- SET EXERCISE -
Your task is to repeat the entries exactly. Leave the pictures out.

## BEGIN DATA LISTING

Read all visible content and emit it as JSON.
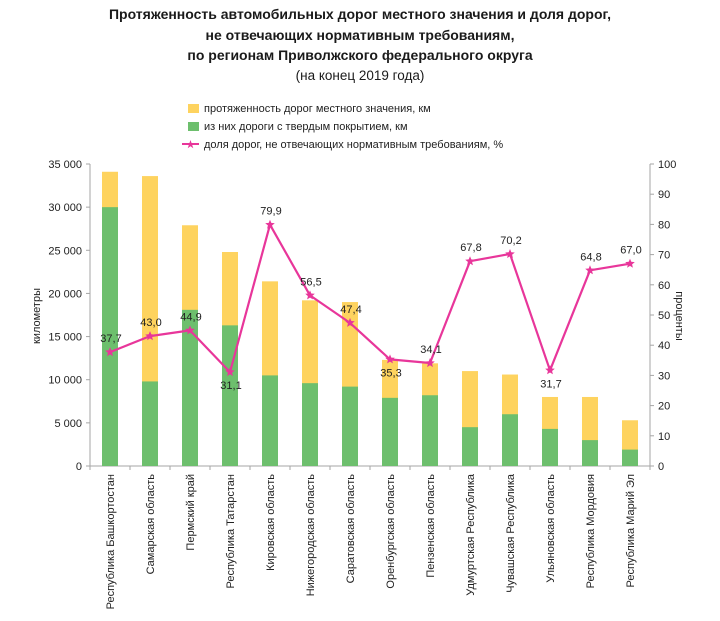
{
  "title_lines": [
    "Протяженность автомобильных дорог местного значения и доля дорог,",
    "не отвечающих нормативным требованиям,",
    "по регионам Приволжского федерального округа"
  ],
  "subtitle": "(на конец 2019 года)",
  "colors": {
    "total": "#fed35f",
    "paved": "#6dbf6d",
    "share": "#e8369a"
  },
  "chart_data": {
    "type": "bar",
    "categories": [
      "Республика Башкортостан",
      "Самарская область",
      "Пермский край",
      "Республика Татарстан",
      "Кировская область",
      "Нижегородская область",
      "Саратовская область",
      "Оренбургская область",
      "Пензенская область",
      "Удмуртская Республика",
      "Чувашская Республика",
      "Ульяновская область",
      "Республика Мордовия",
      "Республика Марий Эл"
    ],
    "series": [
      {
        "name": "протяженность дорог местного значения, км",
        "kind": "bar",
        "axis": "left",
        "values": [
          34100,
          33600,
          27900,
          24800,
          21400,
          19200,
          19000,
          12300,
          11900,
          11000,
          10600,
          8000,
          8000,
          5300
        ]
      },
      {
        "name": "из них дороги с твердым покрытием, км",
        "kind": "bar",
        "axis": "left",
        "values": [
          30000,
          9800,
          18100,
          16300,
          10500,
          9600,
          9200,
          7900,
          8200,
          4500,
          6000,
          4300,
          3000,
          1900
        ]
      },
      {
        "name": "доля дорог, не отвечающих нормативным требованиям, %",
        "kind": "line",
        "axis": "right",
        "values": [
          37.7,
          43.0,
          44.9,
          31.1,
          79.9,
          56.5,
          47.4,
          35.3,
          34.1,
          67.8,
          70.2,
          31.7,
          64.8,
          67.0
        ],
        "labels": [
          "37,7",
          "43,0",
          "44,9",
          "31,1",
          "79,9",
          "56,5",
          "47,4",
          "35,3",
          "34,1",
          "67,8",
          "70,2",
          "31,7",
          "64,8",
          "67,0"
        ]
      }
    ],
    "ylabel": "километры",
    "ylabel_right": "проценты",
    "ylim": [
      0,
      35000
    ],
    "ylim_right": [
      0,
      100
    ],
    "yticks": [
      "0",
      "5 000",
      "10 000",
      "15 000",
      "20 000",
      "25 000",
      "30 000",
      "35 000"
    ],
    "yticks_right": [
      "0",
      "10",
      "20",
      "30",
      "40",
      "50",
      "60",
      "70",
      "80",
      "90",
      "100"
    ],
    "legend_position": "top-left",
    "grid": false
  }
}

## END DATA LISTING

- SOLUTION FOR THIS PROBLEM -
Read all visible content and emit it as JSON.
{
  "title_lines": [
    "Протяженность автомобильных дорог местного значения и доля дорог,",
    "не отвечающих нормативным требованиям,",
    "по регионам Приволжского федерального округа"
  ],
  "subtitle": "(на конец 2019 года)",
  "colors": {
    "total": "#fed35f",
    "paved": "#6dbf6d",
    "share": "#e8369a"
  },
  "chart_data": {
    "type": "bar",
    "categories": [
      "Республика Башкортостан",
      "Самарская область",
      "Пермский край",
      "Республика Татарстан",
      "Кировская область",
      "Нижегородская область",
      "Саратовская область",
      "Оренбургская область",
      "Пензенская область",
      "Удмуртская Республика",
      "Чувашская Республика",
      "Ульяновская область",
      "Республика Мордовия",
      "Республика Марий Эл"
    ],
    "series": [
      {
        "name": "протяженность дорог местного значения, км",
        "kind": "bar",
        "axis": "left",
        "values": [
          34100,
          33600,
          27900,
          24800,
          21400,
          19200,
          19000,
          12300,
          11900,
          11000,
          10600,
          8000,
          8000,
          5300
        ]
      },
      {
        "name": "из них дороги с твердым покрытием, км",
        "kind": "bar",
        "axis": "left",
        "values": [
          30000,
          9800,
          18100,
          16300,
          10500,
          9600,
          9200,
          7900,
          8200,
          4500,
          6000,
          4300,
          3000,
          1900
        ]
      },
      {
        "name": "доля дорог, не отвечающих нормативным требованиям, %",
        "kind": "line",
        "axis": "right",
        "values": [
          37.7,
          43.0,
          44.9,
          31.1,
          79.9,
          56.5,
          47.4,
          35.3,
          34.1,
          67.8,
          70.2,
          31.7,
          64.8,
          67.0
        ],
        "labels": [
          "37,7",
          "43,0",
          "44,9",
          "31,1",
          "79,9",
          "56,5",
          "47,4",
          "35,3",
          "34,1",
          "67,8",
          "70,2",
          "31,7",
          "64,8",
          "67,0"
        ]
      }
    ],
    "ylabel": "километры",
    "ylabel_right": "проценты",
    "ylim": [
      0,
      35000
    ],
    "ylim_right": [
      0,
      100
    ],
    "yticks": [
      "0",
      "5 000",
      "10 000",
      "15 000",
      "20 000",
      "25 000",
      "30 000",
      "35 000"
    ],
    "yticks_right": [
      "0",
      "10",
      "20",
      "30",
      "40",
      "50",
      "60",
      "70",
      "80",
      "90",
      "100"
    ],
    "legend_position": "top-left",
    "grid": false
  }
}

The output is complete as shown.